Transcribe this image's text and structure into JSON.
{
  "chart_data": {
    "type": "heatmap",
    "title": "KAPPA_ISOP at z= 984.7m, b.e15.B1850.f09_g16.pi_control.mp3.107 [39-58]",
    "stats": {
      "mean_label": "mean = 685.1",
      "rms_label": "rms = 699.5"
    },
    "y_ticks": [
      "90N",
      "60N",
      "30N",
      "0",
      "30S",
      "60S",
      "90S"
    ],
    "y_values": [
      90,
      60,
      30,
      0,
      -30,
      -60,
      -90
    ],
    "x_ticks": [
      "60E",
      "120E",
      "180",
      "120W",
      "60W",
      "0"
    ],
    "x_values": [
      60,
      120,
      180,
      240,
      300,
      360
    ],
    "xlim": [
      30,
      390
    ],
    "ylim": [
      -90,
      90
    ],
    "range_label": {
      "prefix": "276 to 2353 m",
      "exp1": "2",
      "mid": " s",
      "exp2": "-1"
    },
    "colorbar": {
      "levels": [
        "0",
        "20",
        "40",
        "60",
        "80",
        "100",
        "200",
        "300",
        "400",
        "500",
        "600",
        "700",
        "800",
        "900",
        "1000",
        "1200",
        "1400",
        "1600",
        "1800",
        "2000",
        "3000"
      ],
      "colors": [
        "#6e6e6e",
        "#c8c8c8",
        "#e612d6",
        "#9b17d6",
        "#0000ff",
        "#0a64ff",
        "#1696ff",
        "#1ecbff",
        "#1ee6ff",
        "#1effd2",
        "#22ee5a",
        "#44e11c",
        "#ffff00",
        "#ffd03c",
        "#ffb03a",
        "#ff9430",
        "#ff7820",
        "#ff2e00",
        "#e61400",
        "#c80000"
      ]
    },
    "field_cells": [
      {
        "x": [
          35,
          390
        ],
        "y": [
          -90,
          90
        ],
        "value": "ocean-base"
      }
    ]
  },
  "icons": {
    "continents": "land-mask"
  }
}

**PROBLEM DESCRIPTION**: Reproduce the data shown above exactly.

**SOLUTION FOR THIS EXERCISE**:
Transcribe this image's text and structure into JSON.
{
  "chart_data": {
    "type": "heatmap",
    "title": "KAPPA_ISOP at z= 984.7m, b.e15.B1850.f09_g16.pi_control.mp3.107 [39-58]",
    "stats": {
      "mean_label": "mean = 685.1",
      "rms_label": "rms = 699.5"
    },
    "y_ticks": [
      "90N",
      "60N",
      "30N",
      "0",
      "30S",
      "60S",
      "90S"
    ],
    "y_values": [
      90,
      60,
      30,
      0,
      -30,
      -60,
      -90
    ],
    "x_ticks": [
      "60E",
      "120E",
      "180",
      "120W",
      "60W",
      "0"
    ],
    "x_values": [
      60,
      120,
      180,
      240,
      300,
      360
    ],
    "xlim": [
      30,
      390
    ],
    "ylim": [
      -90,
      90
    ],
    "range_label": {
      "prefix": "276 to 2353 m",
      "exp1": "2",
      "mid": " s",
      "exp2": "-1"
    },
    "colorbar": {
      "levels": [
        "0",
        "20",
        "40",
        "60",
        "80",
        "100",
        "200",
        "300",
        "400",
        "500",
        "600",
        "700",
        "800",
        "900",
        "1000",
        "1200",
        "1400",
        "1600",
        "1800",
        "2000",
        "3000"
      ],
      "colors": [
        "#6e6e6e",
        "#c8c8c8",
        "#e612d6",
        "#9b17d6",
        "#0000ff",
        "#0a64ff",
        "#1696ff",
        "#1ecbff",
        "#1ee6ff",
        "#1effd2",
        "#22ee5a",
        "#44e11c",
        "#ffff00",
        "#ffd03c",
        "#ffb03a",
        "#ff9430",
        "#ff7820",
        "#ff2e00",
        "#e61400",
        "#c80000"
      ]
    },
    "field_cells": [
      {
        "x": [
          35,
          390
        ],
        "y": [
          -90,
          90
        ],
        "value": "ocean-base"
      }
    ]
  },
  "icons": {
    "continents": "land-mask"
  }
}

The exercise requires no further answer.